Data provided →
↓
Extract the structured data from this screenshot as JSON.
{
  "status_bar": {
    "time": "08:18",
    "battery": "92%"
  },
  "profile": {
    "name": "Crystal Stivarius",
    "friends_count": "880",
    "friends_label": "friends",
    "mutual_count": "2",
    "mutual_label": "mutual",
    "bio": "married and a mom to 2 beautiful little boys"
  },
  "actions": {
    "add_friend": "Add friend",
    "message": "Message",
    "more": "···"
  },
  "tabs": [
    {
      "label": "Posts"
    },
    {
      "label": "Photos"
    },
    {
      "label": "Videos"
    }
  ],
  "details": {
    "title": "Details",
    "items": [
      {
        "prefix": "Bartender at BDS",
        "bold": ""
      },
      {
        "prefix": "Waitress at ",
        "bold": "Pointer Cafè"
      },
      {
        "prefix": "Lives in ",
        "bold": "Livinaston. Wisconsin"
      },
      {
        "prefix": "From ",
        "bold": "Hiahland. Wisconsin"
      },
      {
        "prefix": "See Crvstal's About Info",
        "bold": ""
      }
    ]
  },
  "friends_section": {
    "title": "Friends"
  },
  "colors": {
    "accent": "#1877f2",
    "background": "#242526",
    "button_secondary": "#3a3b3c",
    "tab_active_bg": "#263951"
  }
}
↑
Your goal →
Every record shown above must be echoed exactly.

Answer to this exercise →
Extract the structured data from this screenshot as JSON.
{
  "status_bar": {
    "time": "08:18",
    "battery": "92%"
  },
  "profile": {
    "name": "Crystal Stivarius",
    "friends_count": "880",
    "friends_label": "friends",
    "mutual_count": "2",
    "mutual_label": "mutual",
    "bio": "married and a mom to 2 beautiful little boys"
  },
  "actions": {
    "add_friend": "Add friend",
    "message": "Message",
    "more": "···"
  },
  "tabs": [
    {
      "label": "Posts"
    },
    {
      "label": "Photos"
    },
    {
      "label": "Videos"
    }
  ],
  "details": {
    "title": "Details",
    "items": [
      {
        "prefix": "Bartender at BDS",
        "bold": ""
      },
      {
        "prefix": "Waitress at ",
        "bold": "Pointer Cafè"
      },
      {
        "prefix": "Lives in ",
        "bold": "Livinaston. Wisconsin"
      },
      {
        "prefix": "From ",
        "bold": "Hiahland. Wisconsin"
      },
      {
        "prefix": "See Crvstal's About Info",
        "bold": ""
      }
    ]
  },
  "friends_section": {
    "title": "Friends"
  },
  "colors": {
    "accent": "#1877f2",
    "background": "#242526",
    "button_secondary": "#3a3b3c",
    "tab_active_bg": "#263951"
  }
}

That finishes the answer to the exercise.